> _To do_:
Work out how many lines hold "icons". Give the number and nothing else.

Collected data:
******

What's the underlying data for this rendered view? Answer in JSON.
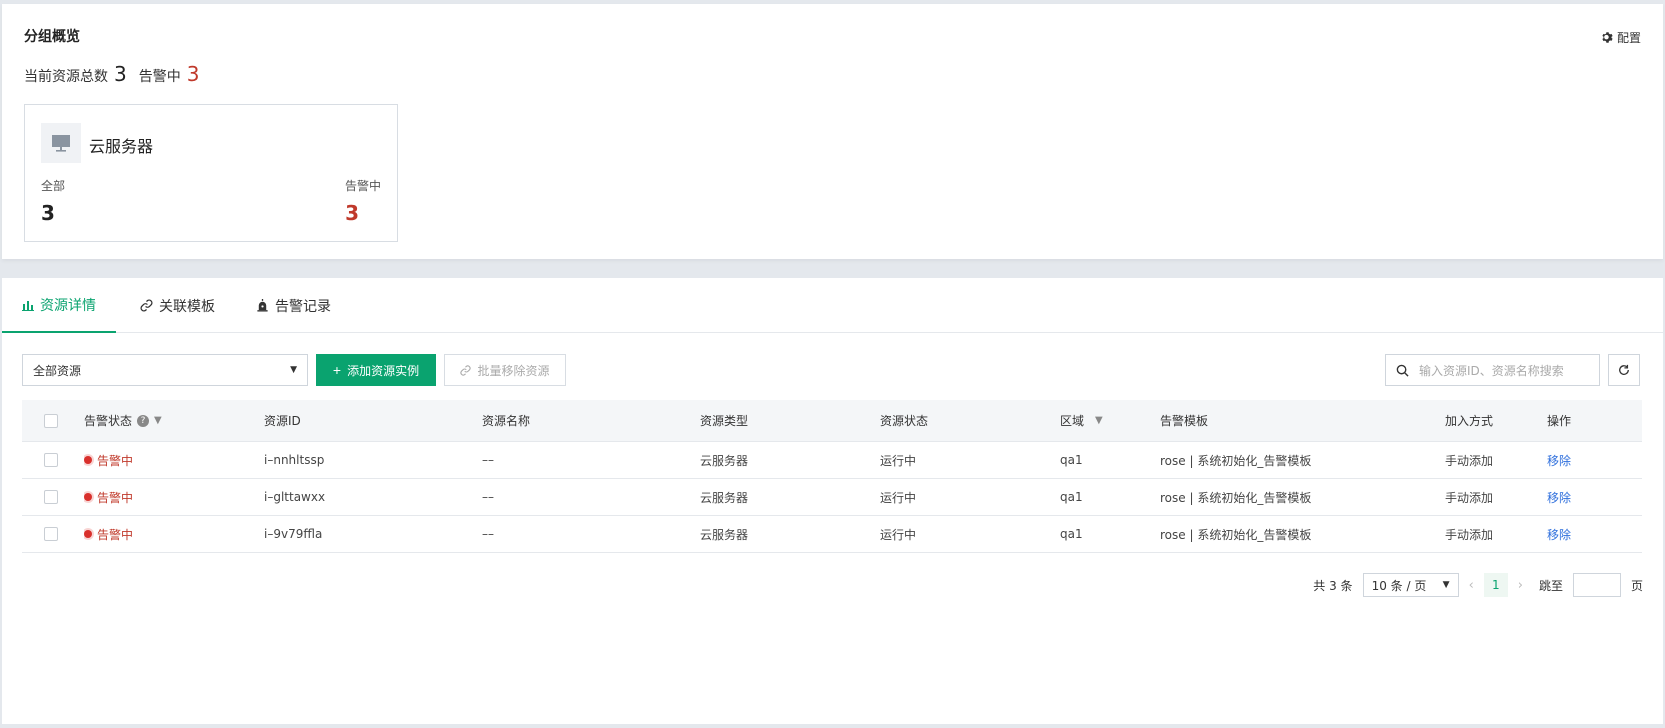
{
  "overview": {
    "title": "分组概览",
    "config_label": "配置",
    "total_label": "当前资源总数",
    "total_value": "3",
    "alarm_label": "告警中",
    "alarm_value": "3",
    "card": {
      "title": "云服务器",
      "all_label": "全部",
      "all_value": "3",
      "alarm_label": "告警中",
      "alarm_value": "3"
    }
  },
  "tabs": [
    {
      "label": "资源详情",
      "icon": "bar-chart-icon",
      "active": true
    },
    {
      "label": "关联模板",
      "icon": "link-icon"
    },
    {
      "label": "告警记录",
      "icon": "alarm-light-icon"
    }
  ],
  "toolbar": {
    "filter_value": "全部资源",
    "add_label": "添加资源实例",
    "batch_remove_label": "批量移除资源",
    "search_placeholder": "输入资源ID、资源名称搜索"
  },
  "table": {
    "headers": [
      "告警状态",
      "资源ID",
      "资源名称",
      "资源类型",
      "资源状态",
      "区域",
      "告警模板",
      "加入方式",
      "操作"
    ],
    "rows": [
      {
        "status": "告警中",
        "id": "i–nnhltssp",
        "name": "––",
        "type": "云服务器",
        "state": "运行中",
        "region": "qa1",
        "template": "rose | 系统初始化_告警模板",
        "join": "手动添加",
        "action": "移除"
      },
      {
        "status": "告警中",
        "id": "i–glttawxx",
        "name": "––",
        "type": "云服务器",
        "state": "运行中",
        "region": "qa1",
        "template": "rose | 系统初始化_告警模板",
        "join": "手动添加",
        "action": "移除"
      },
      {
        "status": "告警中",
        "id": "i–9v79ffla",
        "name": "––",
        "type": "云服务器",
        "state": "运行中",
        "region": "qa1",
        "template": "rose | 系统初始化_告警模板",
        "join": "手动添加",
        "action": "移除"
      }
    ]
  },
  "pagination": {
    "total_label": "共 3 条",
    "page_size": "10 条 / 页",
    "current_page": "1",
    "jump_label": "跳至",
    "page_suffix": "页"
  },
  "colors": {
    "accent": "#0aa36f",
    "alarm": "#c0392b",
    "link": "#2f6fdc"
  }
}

******

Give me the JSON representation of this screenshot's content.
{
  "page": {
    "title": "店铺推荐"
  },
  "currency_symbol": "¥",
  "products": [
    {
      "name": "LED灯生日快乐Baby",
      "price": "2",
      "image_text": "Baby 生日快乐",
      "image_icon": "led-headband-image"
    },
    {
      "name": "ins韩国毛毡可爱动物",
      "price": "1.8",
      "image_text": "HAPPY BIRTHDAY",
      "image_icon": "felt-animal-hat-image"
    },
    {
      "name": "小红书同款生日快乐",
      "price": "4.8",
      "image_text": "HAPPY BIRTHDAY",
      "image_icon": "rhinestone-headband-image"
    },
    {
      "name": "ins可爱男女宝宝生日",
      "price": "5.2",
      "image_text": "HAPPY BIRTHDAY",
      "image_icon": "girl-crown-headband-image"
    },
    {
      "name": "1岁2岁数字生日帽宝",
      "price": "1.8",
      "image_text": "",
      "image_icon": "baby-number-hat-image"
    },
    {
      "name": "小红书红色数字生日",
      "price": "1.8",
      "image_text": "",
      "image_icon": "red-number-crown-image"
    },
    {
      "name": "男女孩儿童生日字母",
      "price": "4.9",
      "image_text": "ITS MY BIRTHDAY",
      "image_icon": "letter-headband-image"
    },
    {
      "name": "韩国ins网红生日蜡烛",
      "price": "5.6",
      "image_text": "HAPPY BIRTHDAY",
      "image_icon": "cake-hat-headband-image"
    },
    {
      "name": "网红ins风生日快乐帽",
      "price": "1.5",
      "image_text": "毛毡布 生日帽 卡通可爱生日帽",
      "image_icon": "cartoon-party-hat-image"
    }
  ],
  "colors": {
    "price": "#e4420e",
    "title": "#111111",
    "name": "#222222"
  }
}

******

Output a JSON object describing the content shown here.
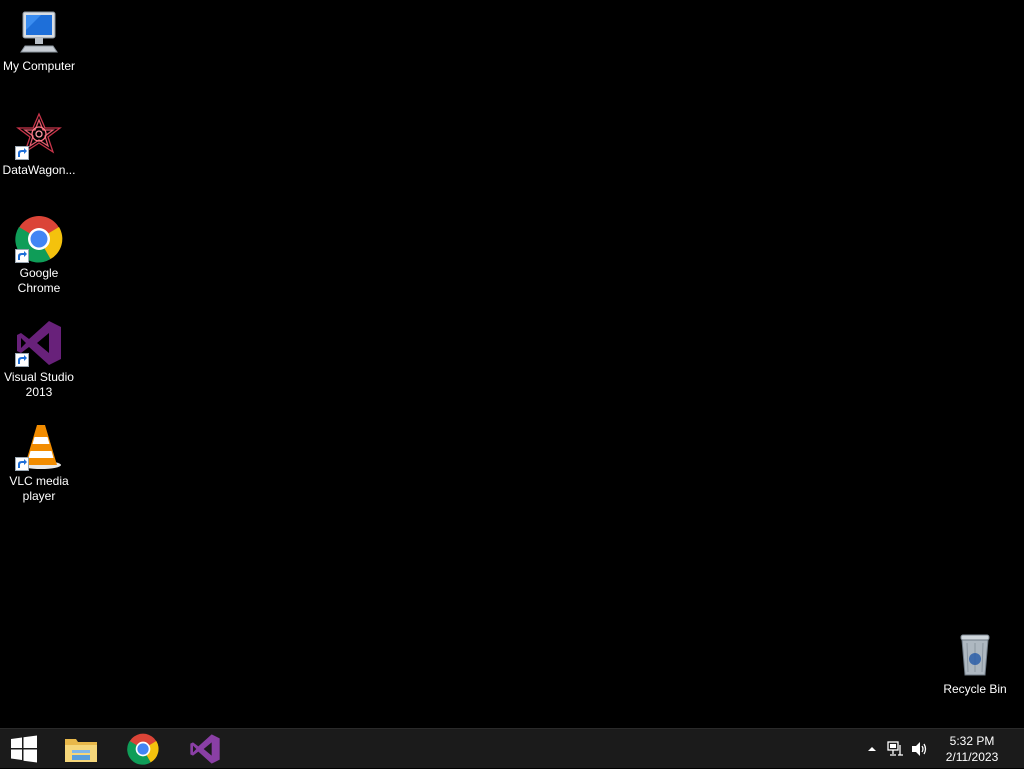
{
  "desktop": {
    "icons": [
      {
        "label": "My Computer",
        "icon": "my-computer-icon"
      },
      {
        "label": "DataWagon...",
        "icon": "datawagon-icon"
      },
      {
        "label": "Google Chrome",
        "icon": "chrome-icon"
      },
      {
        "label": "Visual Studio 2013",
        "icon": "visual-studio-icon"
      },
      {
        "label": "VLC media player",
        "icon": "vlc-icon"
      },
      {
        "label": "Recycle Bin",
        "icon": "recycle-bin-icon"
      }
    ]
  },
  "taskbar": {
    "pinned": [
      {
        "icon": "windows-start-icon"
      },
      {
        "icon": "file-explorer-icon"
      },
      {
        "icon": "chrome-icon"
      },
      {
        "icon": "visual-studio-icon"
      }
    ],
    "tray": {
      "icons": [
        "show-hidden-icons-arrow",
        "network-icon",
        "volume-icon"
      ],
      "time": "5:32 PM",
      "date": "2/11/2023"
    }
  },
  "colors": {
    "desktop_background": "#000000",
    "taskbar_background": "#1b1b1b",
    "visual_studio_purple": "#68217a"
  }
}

******

> _Reply_:
3